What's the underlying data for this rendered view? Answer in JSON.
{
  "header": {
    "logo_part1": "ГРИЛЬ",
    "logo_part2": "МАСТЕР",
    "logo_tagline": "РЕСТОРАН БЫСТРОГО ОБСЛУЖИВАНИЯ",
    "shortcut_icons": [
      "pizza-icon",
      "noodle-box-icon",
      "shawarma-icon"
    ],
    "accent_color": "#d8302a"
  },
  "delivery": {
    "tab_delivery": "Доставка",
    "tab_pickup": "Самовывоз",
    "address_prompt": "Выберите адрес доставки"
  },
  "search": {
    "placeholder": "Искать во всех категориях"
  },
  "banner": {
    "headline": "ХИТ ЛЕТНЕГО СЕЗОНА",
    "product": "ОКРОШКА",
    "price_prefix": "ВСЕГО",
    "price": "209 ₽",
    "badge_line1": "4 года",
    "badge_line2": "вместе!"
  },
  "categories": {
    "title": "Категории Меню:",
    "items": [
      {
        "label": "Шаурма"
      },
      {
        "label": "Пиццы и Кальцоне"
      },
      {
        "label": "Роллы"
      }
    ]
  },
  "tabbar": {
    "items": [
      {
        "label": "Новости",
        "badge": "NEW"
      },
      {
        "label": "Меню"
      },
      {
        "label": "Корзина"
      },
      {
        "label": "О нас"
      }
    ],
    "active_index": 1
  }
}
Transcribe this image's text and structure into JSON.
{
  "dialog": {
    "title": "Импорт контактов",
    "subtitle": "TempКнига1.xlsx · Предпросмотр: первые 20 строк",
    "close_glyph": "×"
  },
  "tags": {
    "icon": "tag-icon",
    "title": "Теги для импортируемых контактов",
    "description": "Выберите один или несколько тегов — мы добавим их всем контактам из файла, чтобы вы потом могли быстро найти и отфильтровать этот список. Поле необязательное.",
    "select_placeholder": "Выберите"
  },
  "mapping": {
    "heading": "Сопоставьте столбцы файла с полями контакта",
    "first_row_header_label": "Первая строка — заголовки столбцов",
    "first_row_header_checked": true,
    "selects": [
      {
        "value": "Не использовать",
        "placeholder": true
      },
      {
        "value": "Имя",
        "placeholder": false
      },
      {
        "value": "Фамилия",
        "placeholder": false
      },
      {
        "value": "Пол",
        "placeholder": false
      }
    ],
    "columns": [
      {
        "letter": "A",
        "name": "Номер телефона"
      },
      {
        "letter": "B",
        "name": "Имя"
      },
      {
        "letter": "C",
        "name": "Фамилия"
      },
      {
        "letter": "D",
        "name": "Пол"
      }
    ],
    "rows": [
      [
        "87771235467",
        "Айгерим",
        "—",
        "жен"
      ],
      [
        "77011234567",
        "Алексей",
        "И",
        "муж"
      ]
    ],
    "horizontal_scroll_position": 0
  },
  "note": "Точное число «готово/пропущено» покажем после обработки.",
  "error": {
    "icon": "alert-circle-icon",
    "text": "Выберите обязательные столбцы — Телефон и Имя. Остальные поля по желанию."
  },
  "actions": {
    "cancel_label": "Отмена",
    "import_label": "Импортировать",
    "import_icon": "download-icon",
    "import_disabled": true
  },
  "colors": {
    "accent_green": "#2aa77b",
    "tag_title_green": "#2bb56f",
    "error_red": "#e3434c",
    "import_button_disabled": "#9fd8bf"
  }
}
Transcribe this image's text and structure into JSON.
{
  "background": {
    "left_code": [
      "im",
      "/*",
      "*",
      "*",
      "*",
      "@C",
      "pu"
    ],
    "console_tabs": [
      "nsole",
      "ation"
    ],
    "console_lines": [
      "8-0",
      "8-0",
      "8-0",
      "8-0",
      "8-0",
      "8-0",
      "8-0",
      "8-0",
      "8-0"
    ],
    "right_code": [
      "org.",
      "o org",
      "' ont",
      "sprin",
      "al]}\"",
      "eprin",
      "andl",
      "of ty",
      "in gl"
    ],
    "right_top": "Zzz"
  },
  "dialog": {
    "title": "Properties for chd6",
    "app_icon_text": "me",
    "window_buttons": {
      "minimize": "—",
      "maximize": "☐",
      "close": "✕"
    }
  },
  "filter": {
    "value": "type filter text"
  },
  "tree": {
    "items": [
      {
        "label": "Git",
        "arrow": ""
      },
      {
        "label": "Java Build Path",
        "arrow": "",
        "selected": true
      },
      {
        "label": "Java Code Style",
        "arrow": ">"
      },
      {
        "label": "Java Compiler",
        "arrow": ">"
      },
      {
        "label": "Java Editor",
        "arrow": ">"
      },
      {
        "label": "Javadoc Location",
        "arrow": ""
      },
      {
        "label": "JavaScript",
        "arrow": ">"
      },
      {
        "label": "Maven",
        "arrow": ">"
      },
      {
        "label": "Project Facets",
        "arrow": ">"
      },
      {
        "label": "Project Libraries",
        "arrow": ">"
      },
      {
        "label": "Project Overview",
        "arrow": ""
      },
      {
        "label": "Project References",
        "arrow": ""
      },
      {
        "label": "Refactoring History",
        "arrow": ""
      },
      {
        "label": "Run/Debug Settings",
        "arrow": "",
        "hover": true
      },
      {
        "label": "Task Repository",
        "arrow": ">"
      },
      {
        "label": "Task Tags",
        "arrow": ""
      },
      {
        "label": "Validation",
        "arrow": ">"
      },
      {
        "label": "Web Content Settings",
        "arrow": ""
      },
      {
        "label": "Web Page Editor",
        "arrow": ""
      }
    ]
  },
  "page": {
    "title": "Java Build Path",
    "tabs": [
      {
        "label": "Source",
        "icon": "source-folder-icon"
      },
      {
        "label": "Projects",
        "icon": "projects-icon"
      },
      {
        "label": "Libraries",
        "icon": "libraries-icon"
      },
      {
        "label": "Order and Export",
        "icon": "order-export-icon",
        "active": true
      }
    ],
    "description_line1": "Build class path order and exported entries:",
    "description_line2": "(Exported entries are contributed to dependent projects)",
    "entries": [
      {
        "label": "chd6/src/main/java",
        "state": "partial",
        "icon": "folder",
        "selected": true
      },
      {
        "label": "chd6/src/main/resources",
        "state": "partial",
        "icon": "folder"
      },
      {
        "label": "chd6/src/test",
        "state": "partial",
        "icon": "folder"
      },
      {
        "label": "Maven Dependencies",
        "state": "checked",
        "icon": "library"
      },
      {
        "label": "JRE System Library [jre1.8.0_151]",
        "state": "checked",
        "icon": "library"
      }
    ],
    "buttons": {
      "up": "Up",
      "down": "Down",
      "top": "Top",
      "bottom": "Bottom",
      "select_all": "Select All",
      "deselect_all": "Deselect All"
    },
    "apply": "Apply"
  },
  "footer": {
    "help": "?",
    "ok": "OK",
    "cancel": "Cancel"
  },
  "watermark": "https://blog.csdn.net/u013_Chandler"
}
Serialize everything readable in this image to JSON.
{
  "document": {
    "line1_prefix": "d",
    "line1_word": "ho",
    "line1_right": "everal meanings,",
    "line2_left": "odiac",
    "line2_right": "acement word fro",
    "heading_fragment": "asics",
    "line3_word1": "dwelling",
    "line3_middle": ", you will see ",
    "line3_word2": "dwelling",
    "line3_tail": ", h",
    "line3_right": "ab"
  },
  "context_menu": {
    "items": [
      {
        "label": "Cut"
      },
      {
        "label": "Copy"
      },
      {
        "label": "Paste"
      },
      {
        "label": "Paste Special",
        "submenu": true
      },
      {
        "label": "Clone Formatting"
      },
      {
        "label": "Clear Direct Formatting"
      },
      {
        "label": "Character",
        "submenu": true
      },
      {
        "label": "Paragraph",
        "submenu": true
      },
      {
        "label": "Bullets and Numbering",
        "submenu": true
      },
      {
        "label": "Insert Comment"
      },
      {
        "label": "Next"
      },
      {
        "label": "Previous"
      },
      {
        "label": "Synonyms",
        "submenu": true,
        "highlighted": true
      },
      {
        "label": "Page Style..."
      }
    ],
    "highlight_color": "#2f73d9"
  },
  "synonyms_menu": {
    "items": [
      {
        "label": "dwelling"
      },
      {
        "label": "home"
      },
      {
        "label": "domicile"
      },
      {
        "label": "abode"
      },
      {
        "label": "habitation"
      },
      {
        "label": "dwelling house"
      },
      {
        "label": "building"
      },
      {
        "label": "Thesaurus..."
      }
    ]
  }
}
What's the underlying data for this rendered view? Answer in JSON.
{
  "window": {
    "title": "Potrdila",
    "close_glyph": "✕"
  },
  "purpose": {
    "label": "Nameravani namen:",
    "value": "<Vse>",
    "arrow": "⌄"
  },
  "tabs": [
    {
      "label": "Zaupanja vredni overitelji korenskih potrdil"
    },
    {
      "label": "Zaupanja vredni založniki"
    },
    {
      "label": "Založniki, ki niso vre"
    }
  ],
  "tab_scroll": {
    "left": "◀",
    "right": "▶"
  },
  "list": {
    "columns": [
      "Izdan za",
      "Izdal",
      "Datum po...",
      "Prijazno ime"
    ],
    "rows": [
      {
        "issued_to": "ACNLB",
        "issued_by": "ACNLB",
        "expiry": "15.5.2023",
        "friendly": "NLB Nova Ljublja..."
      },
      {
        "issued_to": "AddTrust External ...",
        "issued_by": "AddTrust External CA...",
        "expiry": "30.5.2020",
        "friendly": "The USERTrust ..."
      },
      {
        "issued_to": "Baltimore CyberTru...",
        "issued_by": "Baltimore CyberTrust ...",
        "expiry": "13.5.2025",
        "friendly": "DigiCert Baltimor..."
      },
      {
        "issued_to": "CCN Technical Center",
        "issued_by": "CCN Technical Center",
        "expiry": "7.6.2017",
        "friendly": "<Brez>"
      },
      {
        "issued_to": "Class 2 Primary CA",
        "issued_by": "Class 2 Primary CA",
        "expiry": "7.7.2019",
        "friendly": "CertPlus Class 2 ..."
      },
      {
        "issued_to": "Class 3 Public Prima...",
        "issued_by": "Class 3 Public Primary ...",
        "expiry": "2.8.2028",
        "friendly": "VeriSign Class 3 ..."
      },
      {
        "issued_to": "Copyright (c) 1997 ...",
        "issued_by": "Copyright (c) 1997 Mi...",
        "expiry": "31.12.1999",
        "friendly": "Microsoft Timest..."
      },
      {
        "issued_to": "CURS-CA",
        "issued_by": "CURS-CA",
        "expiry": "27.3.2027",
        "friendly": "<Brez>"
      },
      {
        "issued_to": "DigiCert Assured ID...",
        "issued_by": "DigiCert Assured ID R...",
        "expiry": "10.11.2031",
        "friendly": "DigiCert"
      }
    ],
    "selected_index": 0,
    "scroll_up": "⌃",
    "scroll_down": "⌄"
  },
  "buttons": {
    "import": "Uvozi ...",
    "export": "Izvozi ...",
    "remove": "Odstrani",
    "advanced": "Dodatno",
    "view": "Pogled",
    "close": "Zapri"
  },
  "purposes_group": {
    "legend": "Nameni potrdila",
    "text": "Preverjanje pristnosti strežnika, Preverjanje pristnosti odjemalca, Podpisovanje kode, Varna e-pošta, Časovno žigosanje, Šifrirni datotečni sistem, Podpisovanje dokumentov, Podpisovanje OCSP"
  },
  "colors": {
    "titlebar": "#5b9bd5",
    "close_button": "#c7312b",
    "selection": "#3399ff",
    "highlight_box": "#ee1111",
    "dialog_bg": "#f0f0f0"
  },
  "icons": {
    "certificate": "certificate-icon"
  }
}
__________________________________________________
- _Exercise aim_: Extract all lines of the records above that include "Выберите".

- _Answer for the task_:
    "address_prompt": "Выберите адрес доставки"
    "description": "Выберите один или несколько тегов — мы добавим их всем контактам из файла, чтобы вы потом могли быстро найти и отфильтровать этот список. Поле необязательное.",
    "select_placeholder": "Выберите"
    "text": "Выберите обязательные столбцы — Телефон и Имя. Остальные поля по желанию."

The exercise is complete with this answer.